◆ **What the task asks**: Output the data below in full, character for character.

◆ **Data to process**:
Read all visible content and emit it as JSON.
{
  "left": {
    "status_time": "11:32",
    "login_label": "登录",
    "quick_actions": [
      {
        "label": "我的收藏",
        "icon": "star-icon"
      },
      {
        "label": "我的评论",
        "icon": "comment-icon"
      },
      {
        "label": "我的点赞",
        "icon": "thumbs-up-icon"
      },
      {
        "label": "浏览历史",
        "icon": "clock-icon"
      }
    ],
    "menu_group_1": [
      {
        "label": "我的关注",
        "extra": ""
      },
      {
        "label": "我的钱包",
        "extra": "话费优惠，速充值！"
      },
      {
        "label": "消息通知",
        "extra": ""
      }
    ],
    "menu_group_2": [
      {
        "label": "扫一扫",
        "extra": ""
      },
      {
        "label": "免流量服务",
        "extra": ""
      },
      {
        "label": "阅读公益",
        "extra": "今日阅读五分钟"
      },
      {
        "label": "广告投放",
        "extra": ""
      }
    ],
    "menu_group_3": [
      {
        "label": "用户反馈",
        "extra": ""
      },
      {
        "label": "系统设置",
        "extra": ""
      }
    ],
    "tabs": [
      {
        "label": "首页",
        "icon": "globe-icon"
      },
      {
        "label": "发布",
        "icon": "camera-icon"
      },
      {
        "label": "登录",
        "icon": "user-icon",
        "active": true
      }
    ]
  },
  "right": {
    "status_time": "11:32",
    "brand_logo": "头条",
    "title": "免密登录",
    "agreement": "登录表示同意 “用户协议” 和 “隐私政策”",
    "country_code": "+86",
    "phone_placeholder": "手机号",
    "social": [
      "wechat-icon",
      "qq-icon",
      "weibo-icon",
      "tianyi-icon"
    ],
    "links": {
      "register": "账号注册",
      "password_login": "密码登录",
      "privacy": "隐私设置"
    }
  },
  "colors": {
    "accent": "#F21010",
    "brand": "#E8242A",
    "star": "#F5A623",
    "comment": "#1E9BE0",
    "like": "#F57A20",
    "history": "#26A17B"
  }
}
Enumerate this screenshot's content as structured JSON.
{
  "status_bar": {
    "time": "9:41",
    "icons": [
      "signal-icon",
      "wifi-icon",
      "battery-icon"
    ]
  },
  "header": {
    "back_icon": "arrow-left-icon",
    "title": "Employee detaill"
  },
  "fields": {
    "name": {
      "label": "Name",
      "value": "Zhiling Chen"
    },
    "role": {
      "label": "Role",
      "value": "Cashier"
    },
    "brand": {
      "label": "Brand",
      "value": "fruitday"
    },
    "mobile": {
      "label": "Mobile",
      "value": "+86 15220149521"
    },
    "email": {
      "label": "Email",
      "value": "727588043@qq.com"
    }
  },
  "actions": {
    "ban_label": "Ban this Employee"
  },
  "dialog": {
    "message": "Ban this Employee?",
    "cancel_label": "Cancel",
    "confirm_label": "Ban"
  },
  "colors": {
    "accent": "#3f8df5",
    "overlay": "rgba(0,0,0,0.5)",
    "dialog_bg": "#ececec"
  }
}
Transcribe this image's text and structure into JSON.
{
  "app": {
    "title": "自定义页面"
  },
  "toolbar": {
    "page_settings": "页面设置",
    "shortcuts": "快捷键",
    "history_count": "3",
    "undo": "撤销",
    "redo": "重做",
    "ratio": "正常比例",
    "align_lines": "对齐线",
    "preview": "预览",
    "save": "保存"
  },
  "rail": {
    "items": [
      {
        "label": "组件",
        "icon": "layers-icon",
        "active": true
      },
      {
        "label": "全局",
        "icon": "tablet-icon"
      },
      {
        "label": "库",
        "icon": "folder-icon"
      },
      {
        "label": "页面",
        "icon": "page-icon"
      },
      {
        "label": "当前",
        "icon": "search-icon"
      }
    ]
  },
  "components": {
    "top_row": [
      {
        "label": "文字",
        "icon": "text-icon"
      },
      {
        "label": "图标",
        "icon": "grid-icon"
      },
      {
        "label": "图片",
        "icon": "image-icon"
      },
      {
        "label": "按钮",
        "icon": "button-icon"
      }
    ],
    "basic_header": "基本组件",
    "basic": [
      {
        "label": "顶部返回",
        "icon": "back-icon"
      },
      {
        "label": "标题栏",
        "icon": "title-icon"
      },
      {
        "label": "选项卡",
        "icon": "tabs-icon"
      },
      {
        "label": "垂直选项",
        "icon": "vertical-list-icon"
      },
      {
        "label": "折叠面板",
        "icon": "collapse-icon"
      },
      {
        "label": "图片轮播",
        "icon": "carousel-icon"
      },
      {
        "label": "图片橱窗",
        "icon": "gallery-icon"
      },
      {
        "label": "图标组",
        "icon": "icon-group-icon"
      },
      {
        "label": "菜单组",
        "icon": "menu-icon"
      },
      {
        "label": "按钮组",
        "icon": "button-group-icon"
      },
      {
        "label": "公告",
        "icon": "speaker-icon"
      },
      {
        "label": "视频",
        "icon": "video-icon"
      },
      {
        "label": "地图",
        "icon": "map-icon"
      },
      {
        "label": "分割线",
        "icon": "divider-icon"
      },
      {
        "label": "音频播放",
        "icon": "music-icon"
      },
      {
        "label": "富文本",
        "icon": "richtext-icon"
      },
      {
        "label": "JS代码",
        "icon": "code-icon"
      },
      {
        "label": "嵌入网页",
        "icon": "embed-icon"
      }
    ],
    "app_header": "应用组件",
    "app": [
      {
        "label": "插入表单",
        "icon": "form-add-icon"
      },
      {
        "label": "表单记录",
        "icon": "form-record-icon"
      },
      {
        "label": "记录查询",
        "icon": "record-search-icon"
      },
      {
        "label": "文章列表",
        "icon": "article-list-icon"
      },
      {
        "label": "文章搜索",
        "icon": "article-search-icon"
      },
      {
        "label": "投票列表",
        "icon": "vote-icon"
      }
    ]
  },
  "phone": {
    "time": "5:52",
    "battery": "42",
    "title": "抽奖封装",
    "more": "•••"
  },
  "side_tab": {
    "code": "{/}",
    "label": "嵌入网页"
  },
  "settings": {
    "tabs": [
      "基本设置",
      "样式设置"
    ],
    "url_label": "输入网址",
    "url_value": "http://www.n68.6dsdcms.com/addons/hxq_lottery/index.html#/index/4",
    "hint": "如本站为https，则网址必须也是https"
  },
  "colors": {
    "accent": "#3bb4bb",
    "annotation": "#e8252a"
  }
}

◆ **Written response**:
Read all visible content and emit it as JSON.
{
  "left": {
    "status_time": "11:32",
    "login_label": "登录",
    "quick_actions": [
      {
        "label": "我的收藏",
        "icon": "star-icon"
      },
      {
        "label": "我的评论",
        "icon": "comment-icon"
      },
      {
        "label": "我的点赞",
        "icon": "thumbs-up-icon"
      },
      {
        "label": "浏览历史",
        "icon": "clock-icon"
      }
    ],
    "menu_group_1": [
      {
        "label": "我的关注",
        "extra": ""
      },
      {
        "label": "我的钱包",
        "extra": "话费优惠，速充值！"
      },
      {
        "label": "消息通知",
        "extra": ""
      }
    ],
    "menu_group_2": [
      {
        "label": "扫一扫",
        "extra": ""
      },
      {
        "label": "免流量服务",
        "extra": ""
      },
      {
        "label": "阅读公益",
        "extra": "今日阅读五分钟"
      },
      {
        "label": "广告投放",
        "extra": ""
      }
    ],
    "menu_group_3": [
      {
        "label": "用户反馈",
        "extra": ""
      },
      {
        "label": "系统设置",
        "extra": ""
      }
    ],
    "tabs": [
      {
        "label": "首页",
        "icon": "globe-icon"
      },
      {
        "label": "发布",
        "icon": "camera-icon"
      },
      {
        "label": "登录",
        "icon": "user-icon",
        "active": true
      }
    ]
  },
  "right": {
    "status_time": "11:32",
    "brand_logo": "头条",
    "title": "免密登录",
    "agreement": "登录表示同意 “用户协议” 和 “隐私政策”",
    "country_code": "+86",
    "phone_placeholder": "手机号",
    "social": [
      "wechat-icon",
      "qq-icon",
      "weibo-icon",
      "tianyi-icon"
    ],
    "links": {
      "register": "账号注册",
      "password_login": "密码登录",
      "privacy": "隐私设置"
    }
  },
  "colors": {
    "accent": "#F21010",
    "brand": "#E8242A",
    "star": "#F5A623",
    "comment": "#1E9BE0",
    "like": "#F57A20",
    "history": "#26A17B"
  }
}
Enumerate this screenshot's content as structured JSON.
{
  "status_bar": {
    "time": "9:41",
    "icons": [
      "signal-icon",
      "wifi-icon",
      "battery-icon"
    ]
  },
  "header": {
    "back_icon": "arrow-left-icon",
    "title": "Employee detaill"
  },
  "fields": {
    "name": {
      "label": "Name",
      "value": "Zhiling Chen"
    },
    "role": {
      "label": "Role",
      "value": "Cashier"
    },
    "brand": {
      "label": "Brand",
      "value": "fruitday"
    },
    "mobile": {
      "label": "Mobile",
      "value": "+86 15220149521"
    },
    "email": {
      "label": "Email",
      "value": "727588043@qq.com"
    }
  },
  "actions": {
    "ban_label": "Ban this Employee"
  },
  "dialog": {
    "message": "Ban this Employee?",
    "cancel_label": "Cancel",
    "confirm_label": "Ban"
  },
  "colors": {
    "accent": "#3f8df5",
    "overlay": "rgba(0,0,0,0.5)",
    "dialog_bg": "#ececec"
  }
}
Transcribe this image's text and structure into JSON.
{
  "app": {
    "title": "自定义页面"
  },
  "toolbar": {
    "page_settings": "页面设置",
    "shortcuts": "快捷键",
    "history_count": "3",
    "undo": "撤销",
    "redo": "重做",
    "ratio": "正常比例",
    "align_lines": "对齐线",
    "preview": "预览",
    "save": "保存"
  },
  "rail": {
    "items": [
      {
        "label": "组件",
        "icon": "layers-icon",
        "active": true
      },
      {
        "label": "全局",
        "icon": "tablet-icon"
      },
      {
        "label": "库",
        "icon": "folder-icon"
      },
      {
        "label": "页面",
        "icon": "page-icon"
      },
      {
        "label": "当前",
        "icon": "search-icon"
      }
    ]
  },
  "components": {
    "top_row": [
      {
        "label": "文字",
        "icon": "text-icon"
      },
      {
        "label": "图标",
        "icon": "grid-icon"
      },
      {
        "label": "图片",
        "icon": "image-icon"
      },
      {
        "label": "按钮",
        "icon": "button-icon"
      }
    ],
    "basic_header": "基本组件",
    "basic": [
      {
        "label": "顶部返回",
        "icon": "back-icon"
      },
      {
        "label": "标题栏",
        "icon": "title-icon"
      },
      {
        "label": "选项卡",
        "icon": "tabs-icon"
      },
      {
        "label": "垂直选项",
        "icon": "vertical-list-icon"
      },
      {
        "label": "折叠面板",
        "icon": "collapse-icon"
      },
      {
        "label": "图片轮播",
        "icon": "carousel-icon"
      },
      {
        "label": "图片橱窗",
        "icon": "gallery-icon"
      },
      {
        "label": "图标组",
        "icon": "icon-group-icon"
      },
      {
        "label": "菜单组",
        "icon": "menu-icon"
      },
      {
        "label": "按钮组",
        "icon": "button-group-icon"
      },
      {
        "label": "公告",
        "icon": "speaker-icon"
      },
      {
        "label": "视频",
        "icon": "video-icon"
      },
      {
        "label": "地图",
        "icon": "map-icon"
      },
      {
        "label": "分割线",
        "icon": "divider-icon"
      },
      {
        "label": "音频播放",
        "icon": "music-icon"
      },
      {
        "label": "富文本",
        "icon": "richtext-icon"
      },
      {
        "label": "JS代码",
        "icon": "code-icon"
      },
      {
        "label": "嵌入网页",
        "icon": "embed-icon"
      }
    ],
    "app_header": "应用组件",
    "app": [
      {
        "label": "插入表单",
        "icon": "form-add-icon"
      },
      {
        "label": "表单记录",
        "icon": "form-record-icon"
      },
      {
        "label": "记录查询",
        "icon": "record-search-icon"
      },
      {
        "label": "文章列表",
        "icon": "article-list-icon"
      },
      {
        "label": "文章搜索",
        "icon": "article-search-icon"
      },
      {
        "label": "投票列表",
        "icon": "vote-icon"
      }
    ]
  },
  "phone": {
    "time": "5:52",
    "battery": "42",
    "title": "抽奖封装",
    "more": "•••"
  },
  "side_tab": {
    "code": "{/}",
    "label": "嵌入网页"
  },
  "settings": {
    "tabs": [
      "基本设置",
      "样式设置"
    ],
    "url_label": "输入网址",
    "url_value": "http://www.n68.6dsdcms.com/addons/hxq_lottery/index.html#/index/4",
    "hint": "如本站为https，则网址必须也是https"
  },
  "colors": {
    "accent": "#3bb4bb",
    "annotation": "#e8252a"
  }
}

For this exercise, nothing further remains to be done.